— BEGIN SUPPLIED ENTRIES —

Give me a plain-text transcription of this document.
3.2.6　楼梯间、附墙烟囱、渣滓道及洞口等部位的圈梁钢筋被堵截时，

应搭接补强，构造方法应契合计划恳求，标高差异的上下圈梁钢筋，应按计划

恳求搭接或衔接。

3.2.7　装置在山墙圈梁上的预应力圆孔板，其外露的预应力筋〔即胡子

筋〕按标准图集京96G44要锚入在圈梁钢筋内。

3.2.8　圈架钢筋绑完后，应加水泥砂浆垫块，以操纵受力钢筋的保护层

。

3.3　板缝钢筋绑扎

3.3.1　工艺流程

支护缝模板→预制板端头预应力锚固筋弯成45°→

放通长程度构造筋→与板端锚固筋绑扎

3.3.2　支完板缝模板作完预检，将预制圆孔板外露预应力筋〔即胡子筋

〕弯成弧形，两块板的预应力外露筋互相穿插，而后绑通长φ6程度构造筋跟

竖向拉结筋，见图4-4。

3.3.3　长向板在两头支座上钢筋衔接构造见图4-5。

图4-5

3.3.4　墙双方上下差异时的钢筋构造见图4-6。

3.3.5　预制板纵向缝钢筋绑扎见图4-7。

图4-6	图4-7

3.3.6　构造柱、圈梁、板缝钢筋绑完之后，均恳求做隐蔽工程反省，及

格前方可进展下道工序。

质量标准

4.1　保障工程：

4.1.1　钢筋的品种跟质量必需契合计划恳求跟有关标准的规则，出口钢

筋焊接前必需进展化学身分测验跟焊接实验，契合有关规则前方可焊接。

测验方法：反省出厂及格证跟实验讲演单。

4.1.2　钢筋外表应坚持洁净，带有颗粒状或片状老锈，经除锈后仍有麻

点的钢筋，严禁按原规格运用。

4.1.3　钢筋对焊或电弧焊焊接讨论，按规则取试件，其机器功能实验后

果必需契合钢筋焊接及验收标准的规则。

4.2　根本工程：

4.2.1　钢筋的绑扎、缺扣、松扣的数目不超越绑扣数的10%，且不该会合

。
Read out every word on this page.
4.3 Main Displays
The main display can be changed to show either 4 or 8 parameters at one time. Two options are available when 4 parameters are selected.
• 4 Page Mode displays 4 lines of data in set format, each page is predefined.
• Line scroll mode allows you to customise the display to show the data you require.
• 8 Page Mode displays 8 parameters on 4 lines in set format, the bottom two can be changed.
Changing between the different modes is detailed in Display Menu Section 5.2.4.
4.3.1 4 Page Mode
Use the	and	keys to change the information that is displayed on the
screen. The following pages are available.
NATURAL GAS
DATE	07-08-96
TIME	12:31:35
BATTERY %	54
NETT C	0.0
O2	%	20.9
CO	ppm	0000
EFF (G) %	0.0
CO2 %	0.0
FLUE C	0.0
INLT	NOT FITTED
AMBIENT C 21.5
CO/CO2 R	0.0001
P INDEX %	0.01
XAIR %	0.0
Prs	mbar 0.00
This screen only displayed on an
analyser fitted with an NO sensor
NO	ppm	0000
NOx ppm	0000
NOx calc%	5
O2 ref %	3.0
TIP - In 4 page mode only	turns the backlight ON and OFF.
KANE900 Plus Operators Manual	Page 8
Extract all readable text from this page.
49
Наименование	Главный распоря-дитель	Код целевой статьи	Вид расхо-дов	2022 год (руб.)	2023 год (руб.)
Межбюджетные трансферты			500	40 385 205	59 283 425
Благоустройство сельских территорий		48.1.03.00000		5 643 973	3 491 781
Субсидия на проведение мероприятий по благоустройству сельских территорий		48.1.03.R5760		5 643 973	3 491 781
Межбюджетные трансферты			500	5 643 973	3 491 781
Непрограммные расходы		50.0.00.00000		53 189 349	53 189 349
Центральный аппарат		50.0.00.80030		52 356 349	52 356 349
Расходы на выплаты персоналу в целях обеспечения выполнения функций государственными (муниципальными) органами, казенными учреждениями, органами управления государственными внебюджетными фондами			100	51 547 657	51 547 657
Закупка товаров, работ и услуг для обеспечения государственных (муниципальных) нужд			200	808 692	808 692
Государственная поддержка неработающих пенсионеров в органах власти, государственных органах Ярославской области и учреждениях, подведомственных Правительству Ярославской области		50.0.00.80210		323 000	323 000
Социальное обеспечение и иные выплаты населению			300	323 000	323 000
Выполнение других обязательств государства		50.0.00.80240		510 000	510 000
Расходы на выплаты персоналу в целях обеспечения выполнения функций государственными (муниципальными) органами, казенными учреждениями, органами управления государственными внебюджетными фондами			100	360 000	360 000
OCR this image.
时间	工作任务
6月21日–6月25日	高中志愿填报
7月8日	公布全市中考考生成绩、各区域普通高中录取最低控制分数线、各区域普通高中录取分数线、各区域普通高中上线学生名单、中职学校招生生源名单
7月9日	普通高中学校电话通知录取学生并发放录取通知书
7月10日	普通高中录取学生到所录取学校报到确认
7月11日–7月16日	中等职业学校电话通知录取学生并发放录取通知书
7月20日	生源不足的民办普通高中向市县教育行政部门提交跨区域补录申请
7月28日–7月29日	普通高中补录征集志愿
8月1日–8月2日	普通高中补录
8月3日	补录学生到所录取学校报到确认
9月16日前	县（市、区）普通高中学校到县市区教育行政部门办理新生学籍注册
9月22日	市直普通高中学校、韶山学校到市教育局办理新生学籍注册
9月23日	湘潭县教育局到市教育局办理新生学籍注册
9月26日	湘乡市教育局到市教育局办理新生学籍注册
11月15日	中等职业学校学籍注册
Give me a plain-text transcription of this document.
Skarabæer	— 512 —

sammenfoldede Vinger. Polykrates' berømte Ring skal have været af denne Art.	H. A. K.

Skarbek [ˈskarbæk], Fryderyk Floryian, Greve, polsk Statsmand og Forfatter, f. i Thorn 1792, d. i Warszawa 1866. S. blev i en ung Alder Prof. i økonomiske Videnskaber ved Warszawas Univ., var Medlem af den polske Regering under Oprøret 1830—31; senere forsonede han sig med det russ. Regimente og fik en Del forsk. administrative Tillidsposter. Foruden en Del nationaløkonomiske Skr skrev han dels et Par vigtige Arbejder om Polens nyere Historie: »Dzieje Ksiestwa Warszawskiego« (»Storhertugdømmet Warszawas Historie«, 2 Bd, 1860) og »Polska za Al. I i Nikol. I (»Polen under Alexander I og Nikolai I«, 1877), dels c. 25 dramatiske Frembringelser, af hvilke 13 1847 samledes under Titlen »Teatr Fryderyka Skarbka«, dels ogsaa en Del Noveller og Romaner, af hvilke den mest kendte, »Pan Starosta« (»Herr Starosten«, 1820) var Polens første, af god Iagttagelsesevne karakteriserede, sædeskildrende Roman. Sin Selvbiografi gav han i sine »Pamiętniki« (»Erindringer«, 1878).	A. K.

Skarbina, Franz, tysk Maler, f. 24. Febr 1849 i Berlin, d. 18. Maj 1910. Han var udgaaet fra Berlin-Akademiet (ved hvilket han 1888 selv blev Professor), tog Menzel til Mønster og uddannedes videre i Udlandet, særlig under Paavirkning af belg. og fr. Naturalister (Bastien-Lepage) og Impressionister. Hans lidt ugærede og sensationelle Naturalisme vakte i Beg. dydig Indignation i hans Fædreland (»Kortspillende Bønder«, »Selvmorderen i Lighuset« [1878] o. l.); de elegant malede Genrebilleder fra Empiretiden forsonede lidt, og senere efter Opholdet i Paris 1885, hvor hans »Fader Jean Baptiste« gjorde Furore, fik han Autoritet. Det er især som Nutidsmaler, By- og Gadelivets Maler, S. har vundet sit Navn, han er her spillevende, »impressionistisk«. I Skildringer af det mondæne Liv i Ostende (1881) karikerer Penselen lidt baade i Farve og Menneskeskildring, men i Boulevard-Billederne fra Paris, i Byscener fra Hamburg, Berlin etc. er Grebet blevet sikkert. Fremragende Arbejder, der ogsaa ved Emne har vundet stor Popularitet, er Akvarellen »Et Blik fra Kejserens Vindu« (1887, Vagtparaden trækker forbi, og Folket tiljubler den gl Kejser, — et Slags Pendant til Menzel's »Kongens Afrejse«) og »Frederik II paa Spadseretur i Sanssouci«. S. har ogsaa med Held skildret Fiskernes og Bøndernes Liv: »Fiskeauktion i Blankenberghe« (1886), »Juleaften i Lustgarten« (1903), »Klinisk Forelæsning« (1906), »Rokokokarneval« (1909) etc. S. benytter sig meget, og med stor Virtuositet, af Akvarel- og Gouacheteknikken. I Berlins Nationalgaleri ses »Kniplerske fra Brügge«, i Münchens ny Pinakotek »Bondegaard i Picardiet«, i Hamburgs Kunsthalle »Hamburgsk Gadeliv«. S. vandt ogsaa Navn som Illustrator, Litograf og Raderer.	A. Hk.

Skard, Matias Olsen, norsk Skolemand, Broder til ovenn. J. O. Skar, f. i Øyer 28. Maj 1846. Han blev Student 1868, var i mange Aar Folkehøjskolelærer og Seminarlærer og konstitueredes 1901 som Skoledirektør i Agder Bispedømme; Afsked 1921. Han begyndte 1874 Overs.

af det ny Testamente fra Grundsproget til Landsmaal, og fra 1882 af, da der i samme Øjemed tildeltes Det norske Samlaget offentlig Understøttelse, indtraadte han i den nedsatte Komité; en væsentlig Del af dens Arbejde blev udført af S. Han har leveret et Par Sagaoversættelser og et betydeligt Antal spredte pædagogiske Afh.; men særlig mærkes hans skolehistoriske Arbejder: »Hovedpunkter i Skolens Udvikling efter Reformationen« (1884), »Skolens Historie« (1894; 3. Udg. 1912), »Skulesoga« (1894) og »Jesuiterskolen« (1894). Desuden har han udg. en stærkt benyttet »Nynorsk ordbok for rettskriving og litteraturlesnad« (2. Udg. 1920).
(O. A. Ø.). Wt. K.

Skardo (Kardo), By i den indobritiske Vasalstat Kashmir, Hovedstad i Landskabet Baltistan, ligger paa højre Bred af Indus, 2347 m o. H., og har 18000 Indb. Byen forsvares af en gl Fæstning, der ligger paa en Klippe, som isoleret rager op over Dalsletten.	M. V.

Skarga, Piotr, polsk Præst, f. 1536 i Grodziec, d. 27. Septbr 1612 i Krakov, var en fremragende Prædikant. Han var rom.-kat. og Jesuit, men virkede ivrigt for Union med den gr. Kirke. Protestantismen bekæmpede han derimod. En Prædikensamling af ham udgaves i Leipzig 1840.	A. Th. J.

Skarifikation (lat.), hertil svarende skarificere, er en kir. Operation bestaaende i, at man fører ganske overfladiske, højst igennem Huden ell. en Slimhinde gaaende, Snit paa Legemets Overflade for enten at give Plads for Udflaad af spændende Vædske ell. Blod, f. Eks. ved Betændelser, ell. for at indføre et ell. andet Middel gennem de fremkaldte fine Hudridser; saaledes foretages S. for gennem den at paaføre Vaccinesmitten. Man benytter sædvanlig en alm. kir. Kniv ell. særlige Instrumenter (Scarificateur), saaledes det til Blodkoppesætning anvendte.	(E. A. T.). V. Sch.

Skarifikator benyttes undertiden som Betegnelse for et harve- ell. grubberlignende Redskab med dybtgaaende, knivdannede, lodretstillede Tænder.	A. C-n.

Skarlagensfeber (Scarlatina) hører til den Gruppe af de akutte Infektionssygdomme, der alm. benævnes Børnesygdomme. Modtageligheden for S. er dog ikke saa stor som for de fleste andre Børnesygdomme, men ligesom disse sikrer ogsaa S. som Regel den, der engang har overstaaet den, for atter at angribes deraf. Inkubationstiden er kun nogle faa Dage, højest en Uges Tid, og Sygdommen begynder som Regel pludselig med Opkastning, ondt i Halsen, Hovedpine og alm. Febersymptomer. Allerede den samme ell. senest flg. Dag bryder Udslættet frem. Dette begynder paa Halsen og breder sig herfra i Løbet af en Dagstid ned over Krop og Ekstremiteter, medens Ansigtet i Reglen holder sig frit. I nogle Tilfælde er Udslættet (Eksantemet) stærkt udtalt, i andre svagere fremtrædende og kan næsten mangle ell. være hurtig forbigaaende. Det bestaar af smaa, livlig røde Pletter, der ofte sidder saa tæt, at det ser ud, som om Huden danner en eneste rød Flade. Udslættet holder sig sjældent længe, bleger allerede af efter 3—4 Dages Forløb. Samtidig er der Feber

— END SUPPLIED ENTRIES —

* PROBLEM *
Search the entries for the word "учреждениями", then gather every line that has it.

* RESULT OF THE EXERCISE *
Расходы на выплаты персоналу в целях обеспечения выполнения функций государственными (муниципальными) органами, казенными учреждениями, органами управления государственными внебюджетными фондами			100	51 547 657	51 547 657
Расходы на выплаты персоналу в целях обеспечения выполнения функций государственными (муниципальными) органами, казенными учреждениями, органами управления государственными внебюджетными фондами			100	360 000	360 000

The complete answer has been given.